**Exercise goal:** Among the records below, find each line that includes the string "Jobs" and copy it.

**Records shown:**
☆ ☆ ☆

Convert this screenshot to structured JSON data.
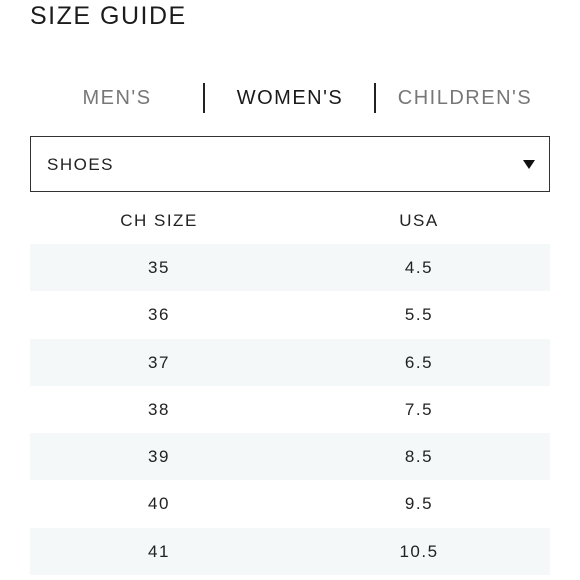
{
  "title": "SIZE GUIDE",
  "tabs": [
    {
      "label": "MEN'S",
      "active": false
    },
    {
      "label": "WOMEN'S",
      "active": true
    },
    {
      "label": "CHILDREN'S",
      "active": false
    }
  ],
  "category_select": {
    "value": "SHOES"
  },
  "table": {
    "headers": [
      "CH SIZE",
      "USA"
    ],
    "rows": [
      [
        "35",
        "4.5"
      ],
      [
        "36",
        "5.5"
      ],
      [
        "37",
        "6.5"
      ],
      [
        "38",
        "7.5"
      ],
      [
        "39",
        "8.5"
      ],
      [
        "40",
        "9.5"
      ],
      [
        "41",
        "10.5"
      ]
    ]
  },
  "colors": {
    "stripe": "#f4f8f9",
    "text": "#222222",
    "inactive_tab": "#777777"
  }
}
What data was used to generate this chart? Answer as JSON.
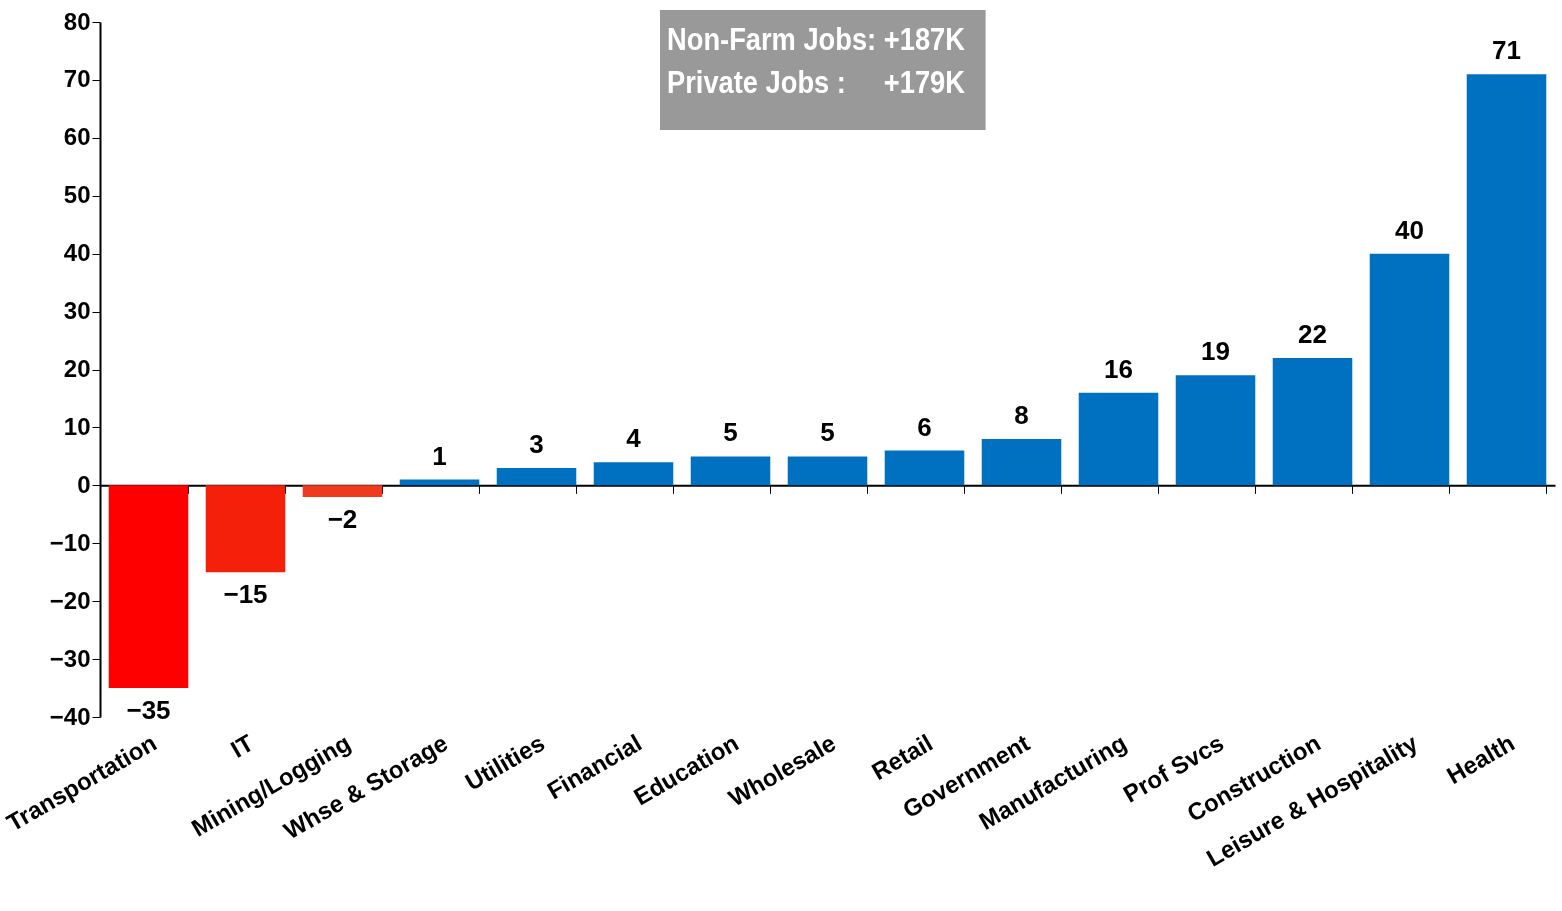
{
  "chart_data": {
    "type": "bar",
    "categories": [
      "Transportation",
      "IT",
      "Mining/Logging",
      "Whse & Storage",
      "Utilities",
      "Financial",
      "Education",
      "Wholesale",
      "Retail",
      "Government",
      "Manufacturing",
      "Prof Svcs",
      "Construction",
      "Leisure & Hospitality",
      "Health"
    ],
    "values": [
      -35,
      -15,
      -2,
      1,
      3,
      4,
      5,
      5,
      6,
      8,
      16,
      19,
      22,
      40,
      71
    ],
    "colors": [
      "#ff0000",
      "#f5200a",
      "#f03a1e",
      "#0070c0",
      "#0070c0",
      "#0070c0",
      "#0070c0",
      "#0070c0",
      "#0070c0",
      "#0070c0",
      "#0070c0",
      "#0070c0",
      "#0070c0",
      "#0070c0",
      "#0070c0"
    ],
    "ylim": [
      -40,
      80
    ],
    "yticks": [
      -40,
      -30,
      -20,
      -10,
      0,
      10,
      20,
      30,
      40,
      50,
      60,
      70,
      80
    ],
    "data_labels": true,
    "annotations": [
      "Non-Farm Jobs: +187K",
      "Private Jobs :     +179K"
    ]
  }
}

☆ ☆ ☆

**Completed exercise:**
      "Non-Farm Jobs: +187K",
      "Private Jobs :     +179K"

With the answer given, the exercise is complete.